**Stated exercise**
Return the listing below unchanged, minus its pictures.

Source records
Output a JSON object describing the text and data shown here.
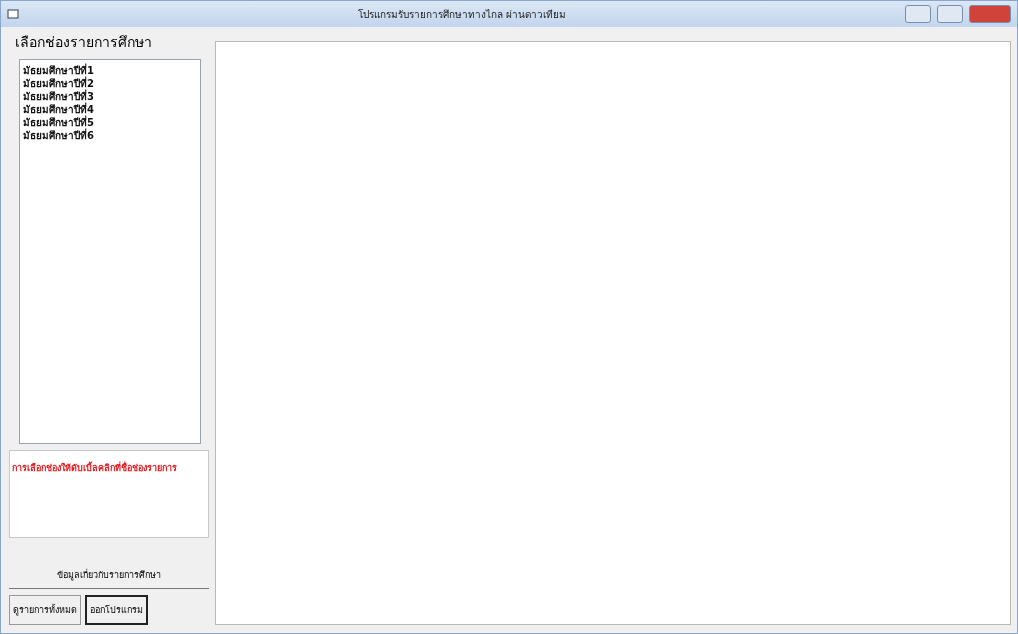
{
  "window": {
    "title": "โปรแกรมรับรายการศึกษาทางไกล ผ่านดาวเทียม"
  },
  "channel_group": {
    "title": "เลือกช่องรายการศึกษา",
    "items": [
      {
        "label": "มัธยมศึกษาปีที่1",
        "selected": false
      },
      {
        "label": "มัธยมศึกษาปีที่2",
        "selected": false
      },
      {
        "label": "มัธยมศึกษาปีที่3",
        "selected": false
      },
      {
        "label": "มัธยมศึกษาปีที่4",
        "selected": false
      },
      {
        "label": "มัธยมศึกษาปีที่5",
        "selected": false
      },
      {
        "label": "มัธยมศึกษาปีที่6",
        "selected": false
      }
    ]
  },
  "notice": "การเลือกช่องให้ดับเบิ้ลคลิกที่ชื่อช่องรายการ",
  "info_label": "ข้อมูลเกี่ยวกับรายการศึกษา",
  "buttons": [
    {
      "label": "ดูรายการทั้งหมด",
      "selected": false
    },
    {
      "label": "ออกโปรแกรม",
      "selected": true
    }
  ]
}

**Result of this exercise**
Output a JSON object describing the text and data shown here.
{
  "window": {
    "title": "โปรแกรมรับรายการศึกษาทางไกล ผ่านดาวเทียม"
  },
  "channel_group": {
    "title": "เลือกช่องรายการศึกษา",
    "items": [
      {
        "label": "มัธยมศึกษาปีที่1",
        "selected": false
      },
      {
        "label": "มัธยมศึกษาปีที่2",
        "selected": false
      },
      {
        "label": "มัธยมศึกษาปีที่3",
        "selected": false
      },
      {
        "label": "มัธยมศึกษาปีที่4",
        "selected": false
      },
      {
        "label": "มัธยมศึกษาปีที่5",
        "selected": false
      },
      {
        "label": "มัธยมศึกษาปีที่6",
        "selected": false
      }
    ]
  },
  "notice": "การเลือกช่องให้ดับเบิ้ลคลิกที่ชื่อช่องรายการ",
  "info_label": "ข้อมูลเกี่ยวกับรายการศึกษา",
  "buttons": [
    {
      "label": "ดูรายการทั้งหมด",
      "selected": false
    },
    {
      "label": "ออกโปรแกรม",
      "selected": true
    }
  ]
}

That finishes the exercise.